• _EXERCISE REQUIREMENTS_: Select the lines that hold the word "type" and copy each one.

Some records
━━━

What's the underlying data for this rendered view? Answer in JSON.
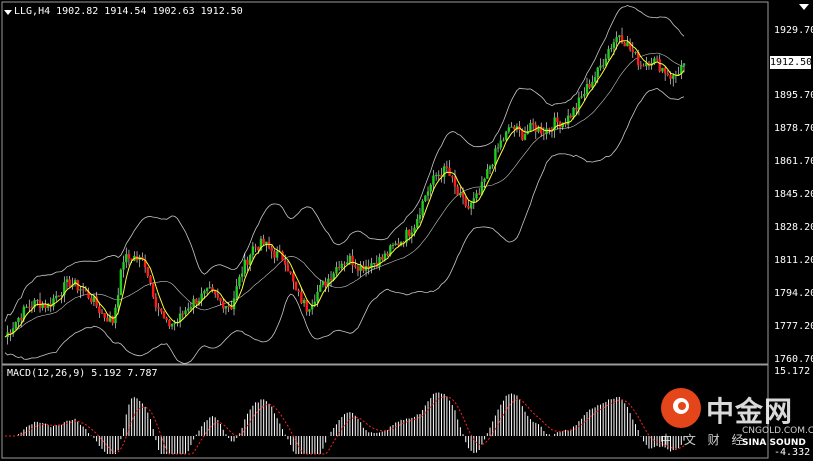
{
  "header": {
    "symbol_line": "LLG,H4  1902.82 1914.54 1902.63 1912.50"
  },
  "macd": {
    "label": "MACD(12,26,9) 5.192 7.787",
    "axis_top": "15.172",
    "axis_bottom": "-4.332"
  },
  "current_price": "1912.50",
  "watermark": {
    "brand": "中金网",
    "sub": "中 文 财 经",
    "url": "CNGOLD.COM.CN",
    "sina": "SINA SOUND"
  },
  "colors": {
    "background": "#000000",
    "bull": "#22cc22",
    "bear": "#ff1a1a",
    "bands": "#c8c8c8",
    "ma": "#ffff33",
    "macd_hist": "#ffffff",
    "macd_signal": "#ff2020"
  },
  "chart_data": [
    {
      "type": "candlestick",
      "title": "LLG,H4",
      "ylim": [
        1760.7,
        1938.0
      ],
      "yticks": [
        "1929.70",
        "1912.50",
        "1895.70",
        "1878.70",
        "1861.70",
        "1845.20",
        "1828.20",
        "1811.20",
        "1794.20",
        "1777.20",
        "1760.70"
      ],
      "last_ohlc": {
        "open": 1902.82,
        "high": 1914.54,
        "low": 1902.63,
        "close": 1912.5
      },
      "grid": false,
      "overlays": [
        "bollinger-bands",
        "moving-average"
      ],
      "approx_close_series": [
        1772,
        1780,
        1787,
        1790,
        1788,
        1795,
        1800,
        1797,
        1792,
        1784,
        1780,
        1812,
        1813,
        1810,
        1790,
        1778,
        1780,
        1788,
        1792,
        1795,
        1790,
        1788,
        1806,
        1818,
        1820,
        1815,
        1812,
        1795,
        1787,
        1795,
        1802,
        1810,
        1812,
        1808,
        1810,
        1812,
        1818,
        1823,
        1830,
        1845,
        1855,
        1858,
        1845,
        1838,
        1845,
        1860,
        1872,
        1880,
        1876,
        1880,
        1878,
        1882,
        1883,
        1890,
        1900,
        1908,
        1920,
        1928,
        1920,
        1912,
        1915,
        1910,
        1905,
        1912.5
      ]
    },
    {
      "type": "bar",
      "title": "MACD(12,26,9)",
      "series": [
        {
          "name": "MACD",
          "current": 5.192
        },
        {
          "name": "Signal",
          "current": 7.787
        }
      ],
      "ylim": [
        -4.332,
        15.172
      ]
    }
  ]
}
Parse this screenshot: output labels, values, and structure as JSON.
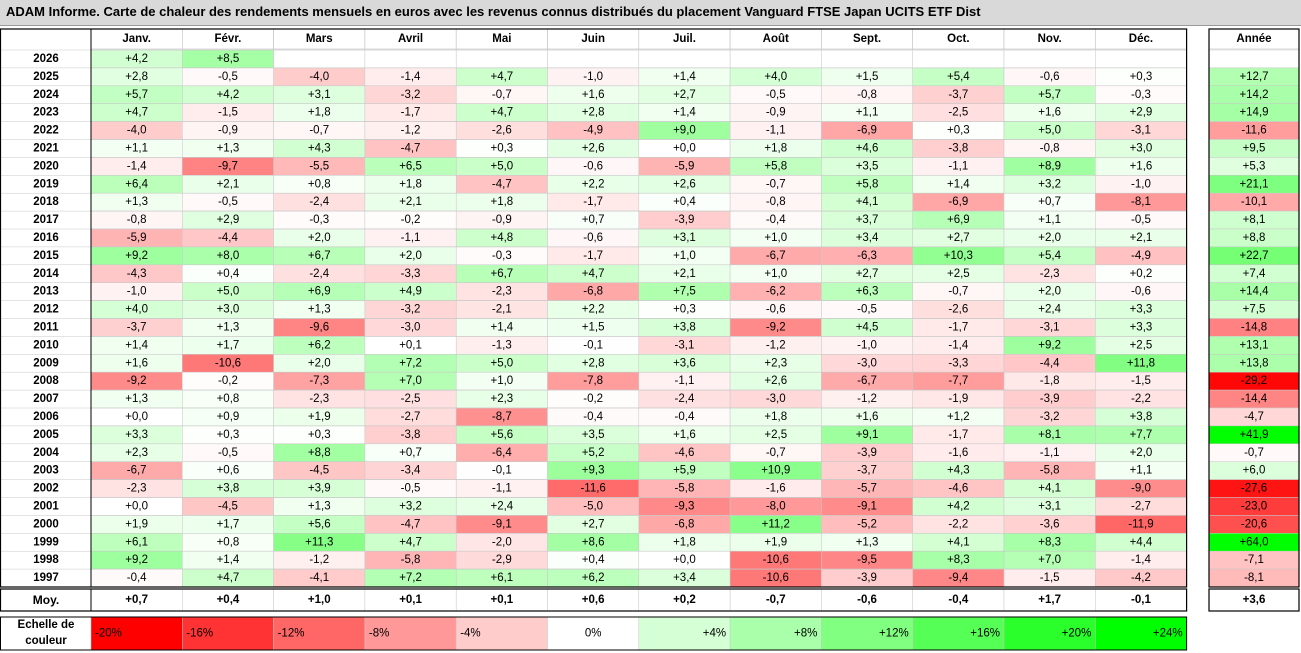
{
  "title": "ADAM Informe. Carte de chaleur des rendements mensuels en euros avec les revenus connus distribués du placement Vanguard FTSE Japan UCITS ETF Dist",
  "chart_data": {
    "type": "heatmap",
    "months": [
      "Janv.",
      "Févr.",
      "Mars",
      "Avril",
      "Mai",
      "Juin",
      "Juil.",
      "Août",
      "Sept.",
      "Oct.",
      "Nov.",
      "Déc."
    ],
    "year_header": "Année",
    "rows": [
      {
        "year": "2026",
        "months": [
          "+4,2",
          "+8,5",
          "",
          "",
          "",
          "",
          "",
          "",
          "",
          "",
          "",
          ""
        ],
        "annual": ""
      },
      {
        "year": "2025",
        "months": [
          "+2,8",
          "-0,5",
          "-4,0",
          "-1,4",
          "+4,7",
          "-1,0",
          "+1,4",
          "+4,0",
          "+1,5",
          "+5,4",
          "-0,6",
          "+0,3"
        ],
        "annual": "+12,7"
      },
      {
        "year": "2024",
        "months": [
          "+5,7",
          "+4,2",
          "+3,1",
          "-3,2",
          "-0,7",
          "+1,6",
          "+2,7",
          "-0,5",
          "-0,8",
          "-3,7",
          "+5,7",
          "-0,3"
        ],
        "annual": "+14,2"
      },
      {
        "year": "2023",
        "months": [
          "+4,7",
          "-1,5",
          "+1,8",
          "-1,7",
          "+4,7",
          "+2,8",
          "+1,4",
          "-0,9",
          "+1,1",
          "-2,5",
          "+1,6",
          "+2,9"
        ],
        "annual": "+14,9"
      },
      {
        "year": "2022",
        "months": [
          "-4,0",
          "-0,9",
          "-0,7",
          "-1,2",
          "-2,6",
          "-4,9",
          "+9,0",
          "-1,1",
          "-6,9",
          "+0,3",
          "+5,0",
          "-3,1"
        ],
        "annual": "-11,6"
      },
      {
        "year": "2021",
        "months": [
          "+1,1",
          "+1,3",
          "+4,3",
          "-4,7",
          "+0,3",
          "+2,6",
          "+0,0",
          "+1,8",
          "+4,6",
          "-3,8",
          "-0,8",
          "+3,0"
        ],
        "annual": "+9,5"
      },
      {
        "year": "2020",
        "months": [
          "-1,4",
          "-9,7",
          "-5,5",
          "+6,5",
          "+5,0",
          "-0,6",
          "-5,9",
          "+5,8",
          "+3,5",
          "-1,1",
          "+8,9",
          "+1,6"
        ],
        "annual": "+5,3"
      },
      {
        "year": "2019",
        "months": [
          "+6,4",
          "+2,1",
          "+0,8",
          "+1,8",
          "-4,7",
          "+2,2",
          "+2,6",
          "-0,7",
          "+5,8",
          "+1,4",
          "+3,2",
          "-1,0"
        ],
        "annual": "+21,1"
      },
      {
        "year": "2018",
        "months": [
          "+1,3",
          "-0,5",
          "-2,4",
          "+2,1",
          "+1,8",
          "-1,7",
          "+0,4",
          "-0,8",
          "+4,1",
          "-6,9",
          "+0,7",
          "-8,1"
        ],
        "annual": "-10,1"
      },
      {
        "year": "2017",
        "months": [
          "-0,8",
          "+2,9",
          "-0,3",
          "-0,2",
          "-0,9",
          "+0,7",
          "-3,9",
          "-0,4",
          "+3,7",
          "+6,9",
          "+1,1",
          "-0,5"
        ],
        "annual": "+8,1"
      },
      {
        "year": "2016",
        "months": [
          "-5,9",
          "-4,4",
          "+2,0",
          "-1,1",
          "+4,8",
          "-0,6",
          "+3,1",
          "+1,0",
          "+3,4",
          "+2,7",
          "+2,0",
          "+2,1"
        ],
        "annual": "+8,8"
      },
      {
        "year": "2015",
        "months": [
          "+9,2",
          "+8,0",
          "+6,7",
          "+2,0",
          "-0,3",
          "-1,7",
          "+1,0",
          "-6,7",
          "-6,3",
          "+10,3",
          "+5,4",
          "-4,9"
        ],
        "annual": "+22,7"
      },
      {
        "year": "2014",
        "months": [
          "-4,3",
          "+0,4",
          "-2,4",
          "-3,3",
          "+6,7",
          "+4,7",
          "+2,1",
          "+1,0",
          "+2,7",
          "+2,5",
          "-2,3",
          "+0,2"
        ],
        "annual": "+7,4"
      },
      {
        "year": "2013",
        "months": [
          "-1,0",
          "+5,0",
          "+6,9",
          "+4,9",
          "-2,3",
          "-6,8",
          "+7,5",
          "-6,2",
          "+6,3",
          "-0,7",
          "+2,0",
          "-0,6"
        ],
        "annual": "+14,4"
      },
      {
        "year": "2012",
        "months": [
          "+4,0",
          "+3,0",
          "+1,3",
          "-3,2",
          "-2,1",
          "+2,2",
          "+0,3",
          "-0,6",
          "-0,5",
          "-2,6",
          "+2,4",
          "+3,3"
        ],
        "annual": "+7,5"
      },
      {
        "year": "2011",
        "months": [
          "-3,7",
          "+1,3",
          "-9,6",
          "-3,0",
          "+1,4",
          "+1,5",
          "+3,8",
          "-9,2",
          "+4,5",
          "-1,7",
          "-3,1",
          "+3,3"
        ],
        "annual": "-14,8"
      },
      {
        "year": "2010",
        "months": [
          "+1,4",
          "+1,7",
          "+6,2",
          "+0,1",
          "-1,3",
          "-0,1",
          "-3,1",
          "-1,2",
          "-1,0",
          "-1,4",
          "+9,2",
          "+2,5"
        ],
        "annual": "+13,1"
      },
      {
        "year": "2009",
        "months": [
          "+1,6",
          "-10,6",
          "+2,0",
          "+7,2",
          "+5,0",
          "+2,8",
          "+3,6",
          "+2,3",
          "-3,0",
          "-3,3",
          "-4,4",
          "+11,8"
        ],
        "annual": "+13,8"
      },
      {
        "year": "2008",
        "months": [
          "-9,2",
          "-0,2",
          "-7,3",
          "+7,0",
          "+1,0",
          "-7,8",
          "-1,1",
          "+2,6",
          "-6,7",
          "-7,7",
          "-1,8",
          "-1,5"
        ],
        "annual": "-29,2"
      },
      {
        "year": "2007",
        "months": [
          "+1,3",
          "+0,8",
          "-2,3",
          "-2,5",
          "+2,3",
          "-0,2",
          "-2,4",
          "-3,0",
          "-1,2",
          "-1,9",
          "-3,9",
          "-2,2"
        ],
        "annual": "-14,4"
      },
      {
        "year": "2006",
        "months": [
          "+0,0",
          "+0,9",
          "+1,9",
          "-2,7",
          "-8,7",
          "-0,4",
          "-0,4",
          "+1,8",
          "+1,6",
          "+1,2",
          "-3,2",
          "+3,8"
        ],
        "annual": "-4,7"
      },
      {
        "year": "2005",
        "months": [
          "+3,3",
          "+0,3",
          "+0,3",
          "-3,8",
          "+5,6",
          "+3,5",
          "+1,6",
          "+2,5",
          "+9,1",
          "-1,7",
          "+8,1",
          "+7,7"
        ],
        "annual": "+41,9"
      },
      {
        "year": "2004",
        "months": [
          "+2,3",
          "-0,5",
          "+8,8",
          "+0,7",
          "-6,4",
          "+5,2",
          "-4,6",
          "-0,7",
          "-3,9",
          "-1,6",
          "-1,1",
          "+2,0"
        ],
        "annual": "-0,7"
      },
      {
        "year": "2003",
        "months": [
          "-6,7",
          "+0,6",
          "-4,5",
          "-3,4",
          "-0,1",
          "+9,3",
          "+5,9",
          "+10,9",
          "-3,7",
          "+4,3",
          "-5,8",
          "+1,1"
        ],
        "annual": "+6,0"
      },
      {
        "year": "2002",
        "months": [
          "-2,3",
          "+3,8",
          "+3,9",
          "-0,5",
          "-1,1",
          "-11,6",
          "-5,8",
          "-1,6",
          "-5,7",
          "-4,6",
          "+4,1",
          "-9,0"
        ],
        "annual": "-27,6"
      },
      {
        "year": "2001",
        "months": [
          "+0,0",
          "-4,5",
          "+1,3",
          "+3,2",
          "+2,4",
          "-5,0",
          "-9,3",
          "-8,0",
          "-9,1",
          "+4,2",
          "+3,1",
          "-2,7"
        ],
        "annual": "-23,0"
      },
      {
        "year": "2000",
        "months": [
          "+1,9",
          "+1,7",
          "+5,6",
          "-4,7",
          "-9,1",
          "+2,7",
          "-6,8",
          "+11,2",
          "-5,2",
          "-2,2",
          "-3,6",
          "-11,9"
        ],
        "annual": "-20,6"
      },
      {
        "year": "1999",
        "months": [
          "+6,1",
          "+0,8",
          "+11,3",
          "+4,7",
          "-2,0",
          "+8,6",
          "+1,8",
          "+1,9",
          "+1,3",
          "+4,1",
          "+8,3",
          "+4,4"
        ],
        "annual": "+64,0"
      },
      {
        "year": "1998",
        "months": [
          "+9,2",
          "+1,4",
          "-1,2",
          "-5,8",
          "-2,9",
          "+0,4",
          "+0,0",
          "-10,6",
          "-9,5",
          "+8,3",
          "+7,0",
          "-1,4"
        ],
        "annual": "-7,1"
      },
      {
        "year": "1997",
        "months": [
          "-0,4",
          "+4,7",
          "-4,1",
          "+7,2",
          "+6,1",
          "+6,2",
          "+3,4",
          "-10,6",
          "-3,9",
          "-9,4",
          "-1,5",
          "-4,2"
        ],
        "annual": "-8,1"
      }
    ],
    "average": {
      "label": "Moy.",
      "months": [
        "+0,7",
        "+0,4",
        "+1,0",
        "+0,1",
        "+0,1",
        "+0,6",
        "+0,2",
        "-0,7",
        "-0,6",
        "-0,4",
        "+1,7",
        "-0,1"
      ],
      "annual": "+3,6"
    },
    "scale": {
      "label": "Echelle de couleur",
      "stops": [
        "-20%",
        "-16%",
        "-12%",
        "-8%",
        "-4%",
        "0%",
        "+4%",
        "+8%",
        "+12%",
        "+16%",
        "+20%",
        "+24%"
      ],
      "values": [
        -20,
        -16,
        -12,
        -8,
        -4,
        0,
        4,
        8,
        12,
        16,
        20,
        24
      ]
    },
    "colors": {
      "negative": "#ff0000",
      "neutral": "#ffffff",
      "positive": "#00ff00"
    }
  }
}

━━━

• _ANSWER TO THE PROBLEM_:
      "type": "candlestick",
      "type": "bar",
    "type": "heatmap",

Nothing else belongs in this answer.